# Work instructions
Everything from the line holding "OCR this image." to the end of the listing below should be copied exactly, line for line, minus the pictures.

—————

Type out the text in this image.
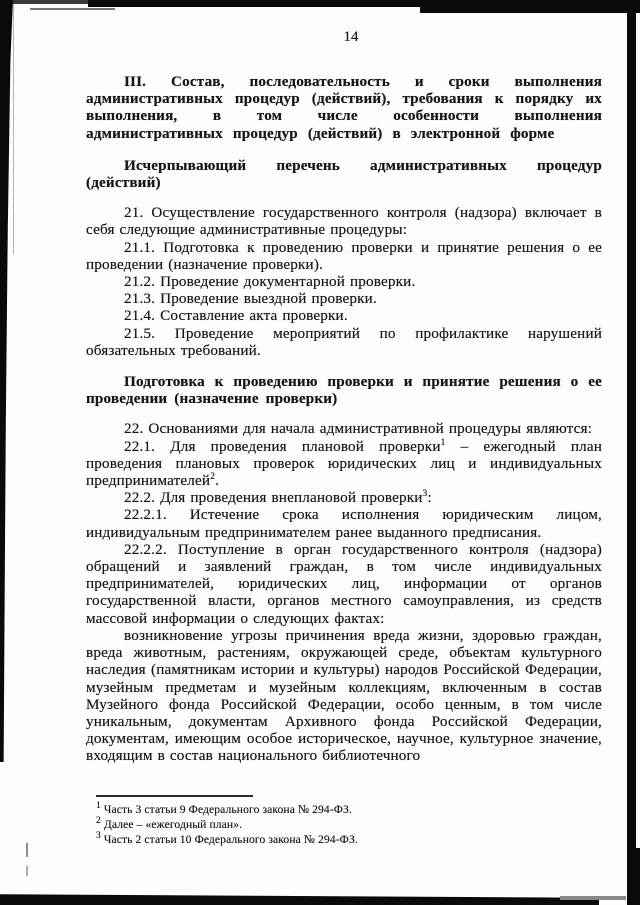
14

III. Состав, последовательность и сроки выполнения административных процедур (действий), требования к порядку их выполнения, в том числе особенности выполнения административных процедур (действий) в электронной форме

Исчерпывающий перечень административных процедур (действий)

21. Осуществление государственного контроля (надзора) включает в себя следующие административные процедуры:

21.1. Подготовка к проведению проверки и принятие решения о ее проведении (назначение проверки).

21.2. Проведение документарной проверки.

21.3. Проведение выездной проверки.

21.4. Составление акта проверки.

21.5. Проведение мероприятий по профилактике нарушений обязательных требований.

Подготовка к проведению проверки и принятие решения о ее проведении (назначение проверки)

22. Основаниями для начала административной процедуры являются:

22.1. Для проведения плановой проверки$^1$ – ежегодный план проведения плановых проверок юридических лиц и индивидуальных предпринимателей$^2$.

22.2. Для проведения внеплановой проверки$^3$:

22.2.1. Истечение срока исполнения юридическим лицом, индивидуальным предпринимателем ранее выданного предписания.

22.2.2. Поступление в орган государственного контроля (надзора) обращений и заявлений граждан, в том числе индивидуальных предпринимателей, юридических лиц, информации от органов государственной власти, органов местного самоуправления, из средств массовой информации о следующих фактах:

возникновение угрозы причинения вреда жизни, здоровью граждан, вреда животным, растениям, окружающей среде, объектам культурного наследия (памятникам истории и культуры) народов Российской Федерации, музейным предметам и музейным коллекциям, включенным в состав Музейного фонда Российской Федерации, особо ценным, в том числе уникальным, документам Архивного фонда Российской Федерации, документам, имеющим особое историческое, научное, культурное значение, входящим в состав национального библиотечного

$^1$ Часть 3 статьи 9 Федерального закона № 294-ФЗ.
$^2$ Далее – «ежегодный план».
$^3$ Часть 2 статьи 10 Федерального закона № 294-ФЗ.
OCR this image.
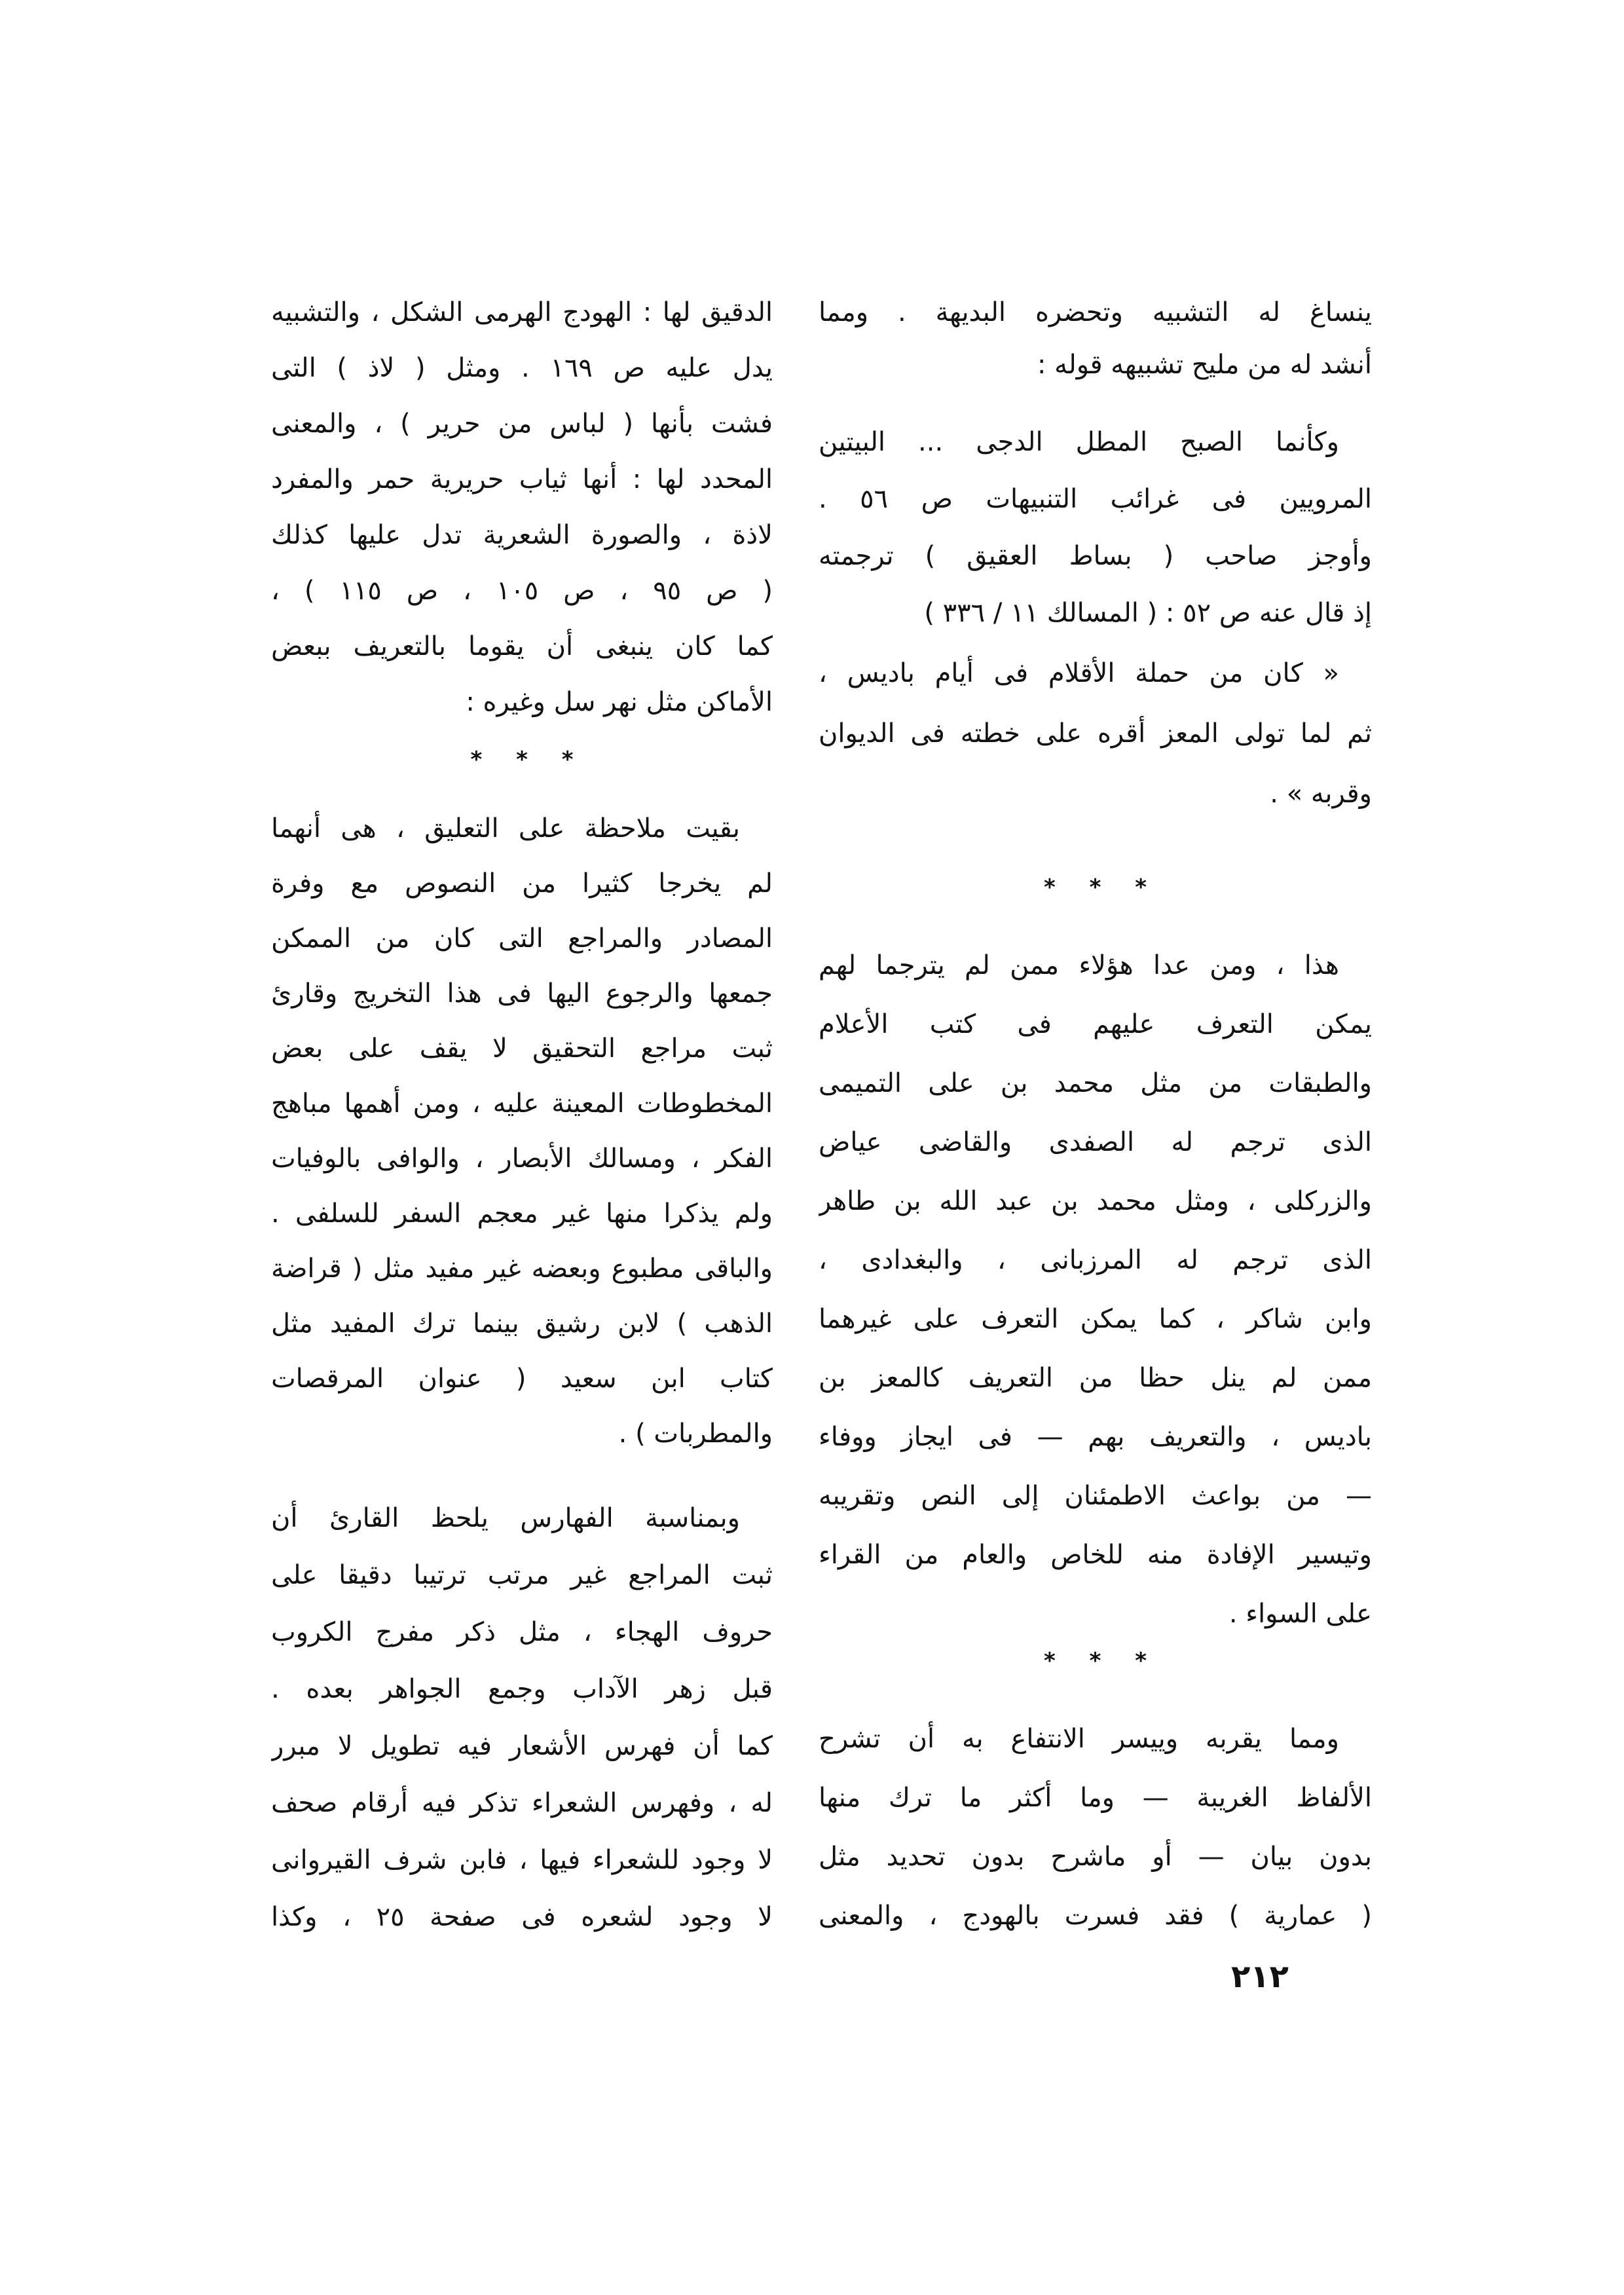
ينساغ له التشبيه وتحضره البديهة . ومما
أنشد له من مليح تشبيهه قوله :
وكأنما الصبح المطل الدجى ... البيتين
المرويين فى غرائب التنبيهات ص ٥٦ .
وأوجز صاحب ( بساط العقيق ) ترجمته
إذ قال عنه ص ٥٢ : ( المسالك ١١ / ٣٣٦ )
« كان من حملة الأقلام فى أيام باديس ،
ثم لما تولى المعز أقره على خطته فى الديوان
وقربه » .
* * *
هذا ، ومن عدا هؤلاء ممن لم يترجما لهم
يمكن التعرف عليهم فى كتب الأعلام
والطبقات من مثل محمد بن على التميمى
الذى ترجم له الصفدى والقاضى عياض
والزركلى ، ومثل محمد بن عبد الله بن طاهر
الذى ترجم له المرزبانى ، والبغدادى ،
وابن شاكر ، كما يمكن التعرف على غيرهما
ممن لم ينل حظا من التعريف كالمعز بن
باديس ، والتعريف بهم — فى ايجاز ووفاء
— من بواعث الاطمئنان إلى النص وتقريبه
وتيسير الإفادة منه للخاص والعام من القراء
على السواء .
* * *
ومما يقربه وييسر الانتفاع به أن تشرح
الألفاظ الغريبة — وما أكثر ما ترك منها
بدون بيان — أو ماشرح بدون تحديد مثل
( عمارية ) فقد فسرت بالهودج ، والمعنى
٢١٢
الدقيق لها : الهودج الهرمى الشكل ، والتشبيه
يدل عليه ص ١٦٩ . ومثل ( لاذ ) التى
فشت بأنها ( لباس من حرير ) ، والمعنى
المحدد لها : أنها ثياب حريرية حمر والمفرد
لاذة ، والصورة الشعرية تدل عليها كذلك
( ص ٩٥ ، ص ١٠٥ ، ص ١١٥ ) ،
كما كان ينبغى أن يقوما بالتعريف ببعض
الأماكن مثل نهر سل وغيره :
* * *
بقيت ملاحظة على التعليق ، هى أنهما
لم يخرجا كثيرا من النصوص مع وفرة
المصادر والمراجع التى كان من الممكن
جمعها والرجوع اليها فى هذا التخريج وقارئ
ثبت مراجع التحقيق لا يقف على بعض
المخطوطات المعينة عليه ، ومن أهمها مباهج
الفكر ، ومسالك الأبصار ، والوافى بالوفيات
ولم يذكرا منها غير معجم السفر للسلفى .
والباقى مطبوع وبعضه غير مفيد مثل ( قراضة
الذهب ) لابن رشيق بينما ترك المفيد مثل
كتاب ابن سعيد ( عنوان المرقصات
والمطربات ) .
وبمناسبة الفهارس يلحظ القارئ أن
ثبت المراجع غير مرتب ترتيبا دقيقا على
حروف الهجاء ، مثل ذكر مفرج الكروب
قبل زهر الآداب وجمع الجواهر بعده .
كما أن فهرس الأشعار فيه تطويل لا مبرر
له ، وفهرس الشعراء تذكر فيه أرقام صحف
لا وجود للشعراء فيها ، فابن شرف القيروانى
لا وجود لشعره فى صفحة ٢٥ ، وكذا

—————

# Answer to the task
OCR this image.
ينساغ له التشبيه وتحضره البديهة . ومما
أنشد له من مليح تشبيهه قوله :
وكأنما الصبح المطل الدجى ... البيتين
المرويين فى غرائب التنبيهات ص ٥٦ .
وأوجز صاحب ( بساط العقيق ) ترجمته
إذ قال عنه ص ٥٢ : ( المسالك ١١ / ٣٣٦ )
« كان من حملة الأقلام فى أيام باديس ،
ثم لما تولى المعز أقره على خطته فى الديوان
وقربه » .
* * *
هذا ، ومن عدا هؤلاء ممن لم يترجما لهم
يمكن التعرف عليهم فى كتب الأعلام
والطبقات من مثل محمد بن على التميمى
الذى ترجم له الصفدى والقاضى عياض
والزركلى ، ومثل محمد بن عبد الله بن طاهر
الذى ترجم له المرزبانى ، والبغدادى ،
وابن شاكر ، كما يمكن التعرف على غيرهما
ممن لم ينل حظا من التعريف كالمعز بن
باديس ، والتعريف بهم — فى ايجاز ووفاء
— من بواعث الاطمئنان إلى النص وتقريبه
وتيسير الإفادة منه للخاص والعام من القراء
على السواء .
* * *
ومما يقربه وييسر الانتفاع به أن تشرح
الألفاظ الغريبة — وما أكثر ما ترك منها
بدون بيان — أو ماشرح بدون تحديد مثل
( عمارية ) فقد فسرت بالهودج ، والمعنى
٢١٢
الدقيق لها : الهودج الهرمى الشكل ، والتشبيه
يدل عليه ص ١٦٩ . ومثل ( لاذ ) التى
فشت بأنها ( لباس من حرير ) ، والمعنى
المحدد لها : أنها ثياب حريرية حمر والمفرد
لاذة ، والصورة الشعرية تدل عليها كذلك
( ص ٩٥ ، ص ١٠٥ ، ص ١١٥ ) ،
كما كان ينبغى أن يقوما بالتعريف ببعض
الأماكن مثل نهر سل وغيره :
* * *
بقيت ملاحظة على التعليق ، هى أنهما
لم يخرجا كثيرا من النصوص مع وفرة
المصادر والمراجع التى كان من الممكن
جمعها والرجوع اليها فى هذا التخريج وقارئ
ثبت مراجع التحقيق لا يقف على بعض
المخطوطات المعينة عليه ، ومن أهمها مباهج
الفكر ، ومسالك الأبصار ، والوافى بالوفيات
ولم يذكرا منها غير معجم السفر للسلفى .
والباقى مطبوع وبعضه غير مفيد مثل ( قراضة
الذهب ) لابن رشيق بينما ترك المفيد مثل
كتاب ابن سعيد ( عنوان المرقصات
والمطربات ) .
وبمناسبة الفهارس يلحظ القارئ أن
ثبت المراجع غير مرتب ترتيبا دقيقا على
حروف الهجاء ، مثل ذكر مفرج الكروب
قبل زهر الآداب وجمع الجواهر بعده .
كما أن فهرس الأشعار فيه تطويل لا مبرر
له ، وفهرس الشعراء تذكر فيه أرقام صحف
لا وجود للشعراء فيها ، فابن شرف القيروانى
لا وجود لشعره فى صفحة ٢٥ ، وكذا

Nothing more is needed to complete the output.